▶ **Task objective**: Return all entries precisely as they stand, without the images.

* START The data *

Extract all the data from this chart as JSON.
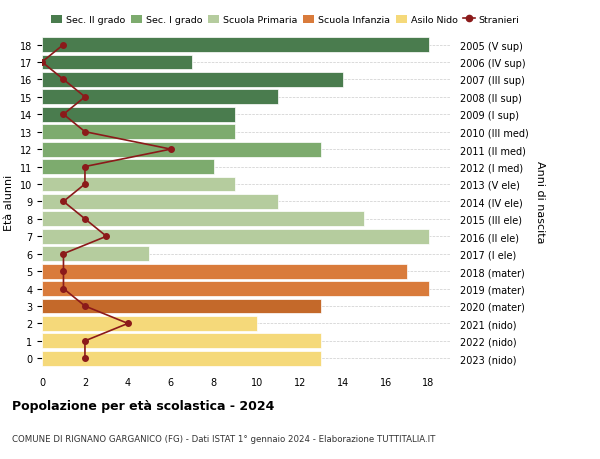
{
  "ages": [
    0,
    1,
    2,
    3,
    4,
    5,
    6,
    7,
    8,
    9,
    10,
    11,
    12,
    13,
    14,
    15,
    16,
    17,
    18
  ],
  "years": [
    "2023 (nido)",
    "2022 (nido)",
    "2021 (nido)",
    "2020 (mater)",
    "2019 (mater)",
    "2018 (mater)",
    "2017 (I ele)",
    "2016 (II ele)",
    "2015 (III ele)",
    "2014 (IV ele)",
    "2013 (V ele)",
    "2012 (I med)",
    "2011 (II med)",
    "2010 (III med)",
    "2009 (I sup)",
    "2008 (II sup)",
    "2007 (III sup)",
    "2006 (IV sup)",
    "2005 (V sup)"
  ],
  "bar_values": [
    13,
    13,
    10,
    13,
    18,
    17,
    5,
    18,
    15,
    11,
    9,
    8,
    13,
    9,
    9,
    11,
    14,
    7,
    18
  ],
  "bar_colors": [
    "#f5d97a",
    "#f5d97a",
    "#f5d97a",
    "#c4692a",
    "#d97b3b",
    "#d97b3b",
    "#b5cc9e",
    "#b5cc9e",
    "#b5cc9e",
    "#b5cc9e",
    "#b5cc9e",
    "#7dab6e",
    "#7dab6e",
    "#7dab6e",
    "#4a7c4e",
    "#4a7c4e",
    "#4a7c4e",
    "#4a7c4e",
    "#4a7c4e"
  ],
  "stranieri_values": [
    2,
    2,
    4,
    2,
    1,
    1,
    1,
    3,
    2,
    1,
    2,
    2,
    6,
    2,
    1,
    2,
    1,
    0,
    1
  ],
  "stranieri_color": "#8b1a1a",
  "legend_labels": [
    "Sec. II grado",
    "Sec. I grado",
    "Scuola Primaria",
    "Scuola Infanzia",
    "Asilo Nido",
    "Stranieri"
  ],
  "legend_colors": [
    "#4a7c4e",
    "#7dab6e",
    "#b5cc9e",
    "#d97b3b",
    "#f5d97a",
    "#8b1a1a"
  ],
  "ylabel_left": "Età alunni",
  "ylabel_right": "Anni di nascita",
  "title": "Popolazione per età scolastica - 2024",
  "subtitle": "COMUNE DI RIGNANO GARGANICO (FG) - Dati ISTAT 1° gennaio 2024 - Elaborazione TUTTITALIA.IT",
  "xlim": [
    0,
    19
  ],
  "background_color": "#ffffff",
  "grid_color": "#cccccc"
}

* END The data *

▶ **Problem solution**:
Extract all the data from this chart as JSON.
{
  "ages": [
    0,
    1,
    2,
    3,
    4,
    5,
    6,
    7,
    8,
    9,
    10,
    11,
    12,
    13,
    14,
    15,
    16,
    17,
    18
  ],
  "years": [
    "2023 (nido)",
    "2022 (nido)",
    "2021 (nido)",
    "2020 (mater)",
    "2019 (mater)",
    "2018 (mater)",
    "2017 (I ele)",
    "2016 (II ele)",
    "2015 (III ele)",
    "2014 (IV ele)",
    "2013 (V ele)",
    "2012 (I med)",
    "2011 (II med)",
    "2010 (III med)",
    "2009 (I sup)",
    "2008 (II sup)",
    "2007 (III sup)",
    "2006 (IV sup)",
    "2005 (V sup)"
  ],
  "bar_values": [
    13,
    13,
    10,
    13,
    18,
    17,
    5,
    18,
    15,
    11,
    9,
    8,
    13,
    9,
    9,
    11,
    14,
    7,
    18
  ],
  "bar_colors": [
    "#f5d97a",
    "#f5d97a",
    "#f5d97a",
    "#c4692a",
    "#d97b3b",
    "#d97b3b",
    "#b5cc9e",
    "#b5cc9e",
    "#b5cc9e",
    "#b5cc9e",
    "#b5cc9e",
    "#7dab6e",
    "#7dab6e",
    "#7dab6e",
    "#4a7c4e",
    "#4a7c4e",
    "#4a7c4e",
    "#4a7c4e",
    "#4a7c4e"
  ],
  "stranieri_values": [
    2,
    2,
    4,
    2,
    1,
    1,
    1,
    3,
    2,
    1,
    2,
    2,
    6,
    2,
    1,
    2,
    1,
    0,
    1
  ],
  "stranieri_color": "#8b1a1a",
  "legend_labels": [
    "Sec. II grado",
    "Sec. I grado",
    "Scuola Primaria",
    "Scuola Infanzia",
    "Asilo Nido",
    "Stranieri"
  ],
  "legend_colors": [
    "#4a7c4e",
    "#7dab6e",
    "#b5cc9e",
    "#d97b3b",
    "#f5d97a",
    "#8b1a1a"
  ],
  "ylabel_left": "Età alunni",
  "ylabel_right": "Anni di nascita",
  "title": "Popolazione per età scolastica - 2024",
  "subtitle": "COMUNE DI RIGNANO GARGANICO (FG) - Dati ISTAT 1° gennaio 2024 - Elaborazione TUTTITALIA.IT",
  "xlim": [
    0,
    19
  ],
  "background_color": "#ffffff",
  "grid_color": "#cccccc"
}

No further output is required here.